• TASK PROMPT: Pictures stay out; everything else in the records below is copied exactly.
───── RECORDS SUPPLIED
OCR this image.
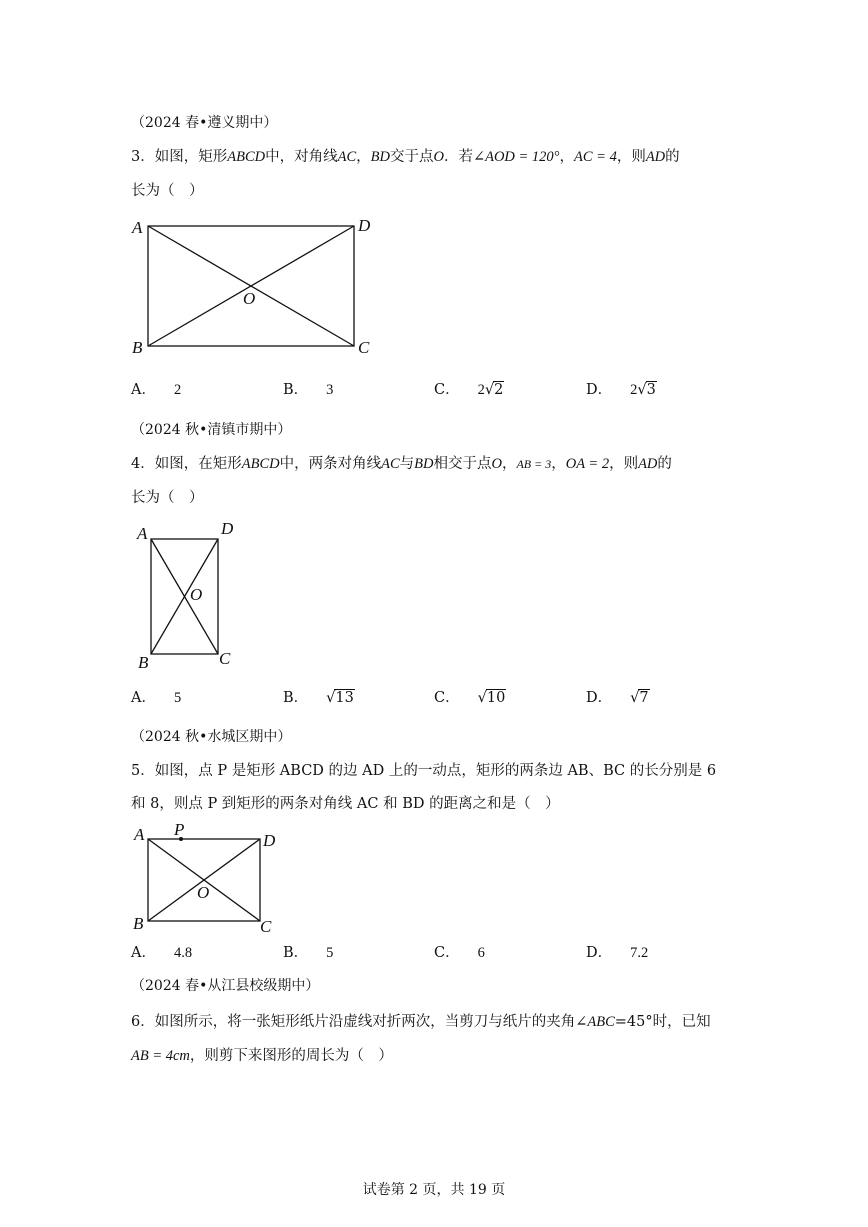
（2024 春•遵义期中）
3．如图，矩形ABCD中，对角线AC，BD交于点O．若∠AOD = 120°，AC = 4，则AD的
长为（　）
A	D
O
B	C
A． 2	B． 3	C． 2√2	D． 2√3
（2024 秋•清镇市期中）
4．如图，在矩形ABCD中，两条对角线AC与BD相交于点O，AB = 3，OA = 2，则AD的
长为（　）
A	D
O
B	C
A． 5	B． √13	C． √10	D． √7
（2024 秋•水城区期中）
5．如图，点 P 是矩形 ABCD 的边 AD 上的一动点，矩形的两条边 AB、BC 的长分别是 6
和 8，则点 P 到矩形的两条对角线 AC 和 BD 的距离之和是（　）
A P
D
O
B	C
A． 4.8	B． 5	C． 6	D． 7.2
（2024 春•从江县校级期中）
6．如图所示，将一张矩形纸片沿虚线对折两次，当剪刀与纸片的夹角∠ABC=45°时，已知
AB = 4cm，则剪下来图形的周长为（　）
试卷第 2 页，共 19 页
──────────
• THE SOLUTION:
OCR this image.
（2024 春•遵义期中）
3．如图，矩形ABCD中，对角线AC，BD交于点O．若∠AOD = 120°，AC = 4，则AD的
长为（　）
A	D
O
B	C
A． 2	B． 3	C． 2√2	D． 2√3
（2024 秋•清镇市期中）
4．如图，在矩形ABCD中，两条对角线AC与BD相交于点O，AB = 3，OA = 2，则AD的
长为（　）
A	D
O
B	C
A． 5	B． √13	C． √10	D． √7
（2024 秋•水城区期中）
5．如图，点 P 是矩形 ABCD 的边 AD 上的一动点，矩形的两条边 AB、BC 的长分别是 6
和 8，则点 P 到矩形的两条对角线 AC 和 BD 的距离之和是（　）
A P
D
O
B	C
A． 4.8	B． 5	C． 6	D． 7.2
（2024 春•从江县校级期中）
6．如图所示，将一张矩形纸片沿虚线对折两次，当剪刀与纸片的夹角∠ABC=45°时，已知
AB = 4cm，则剪下来图形的周长为（　）
试卷第 2 页，共 19 页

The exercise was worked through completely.